- **Quoted passage**
--- begin ---

= Charged particle beam =

Spatially localized group of electrically charged particles travelling in same direction

A charged particle beam is a spatially localized group of electrically charged particles that have approximately the same position, kinetic energy (resulting in the same velocity), and direction. The kinetic energies of the particles are much larger than the energies of particles at ambient temperature. The high energy and directionality of charged particle beams make them useful for many applications in particle physics (see Particle beam#Applications and Electron-beam technology).

Such beams can be split into two main classes:
1. unbunched beams (coasting beams or DC beams), which have no longitudinal substructure in the direction of beam motion.
2. bunched beams, in which the particles are distributed into pulses (bunches) of particles. Bunched beams are most common in modern facilities, since the most modern particle accelerators require bunched beams for acceleration.

--- end ---

- **Dataset section**
--- begin ---

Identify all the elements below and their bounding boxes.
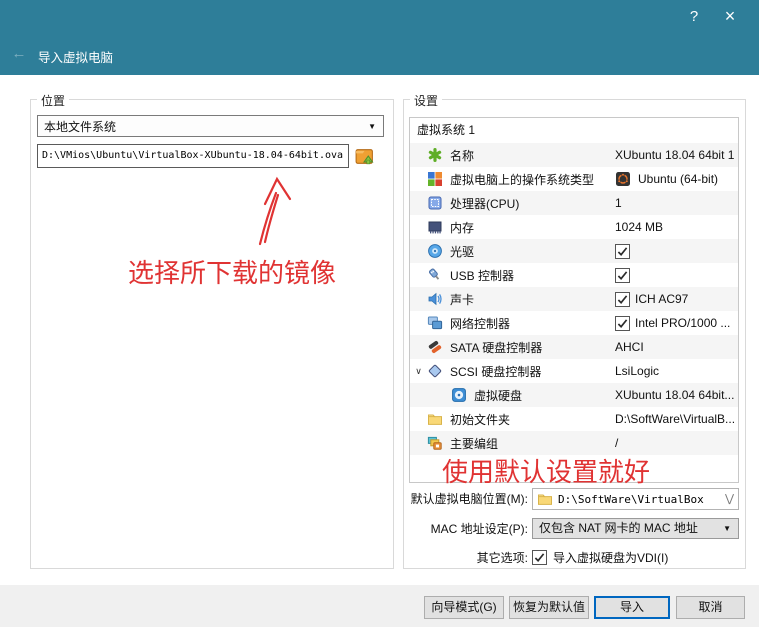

--- end ---

- **Requirements**
a - Answer each question from the passage on charged particle beams:
(i) Besides position, which two properties do the particles in such a beam approximately share?
(ii) What two other names does the passage give for unbunched beams?
(iii) Why are bunched beams the most common type in modern facilities?
b - Rewrite the passage on charged particle beams from "A charged particle" up to and including "beams for acceleration.", substituting "packets" for "pulses".

- **Answer list**
a -
(i) Kinetic energy and direction.
(ii) Coasting beams and DC beams.
(iii) Because the most modern particle accelerators require bunched beams for acceleration.

b -
A charged particle beam is a spatially localized group of electrically charged particles that have approximately the same position, kinetic energy (resulting in the same velocity), and direction. The kinetic energies of the particles are much larger than the energies of particles at ambient temperature. The high energy and directionality of charged particle beams make them useful for many applications in particle physics (see Particle beam#Applications and Electron-beam technology).

Such beams can be split into two main classes:
1. unbunched beams (coasting beams or DC beams), which have no longitudinal substructure in the direction of beam motion.
2. bunched beams, in which the particles are distributed into packets (bunches) of particles. Bunched beams are most common in modern facilities, since the most modern particle accelerators require bunched beams for acceleration.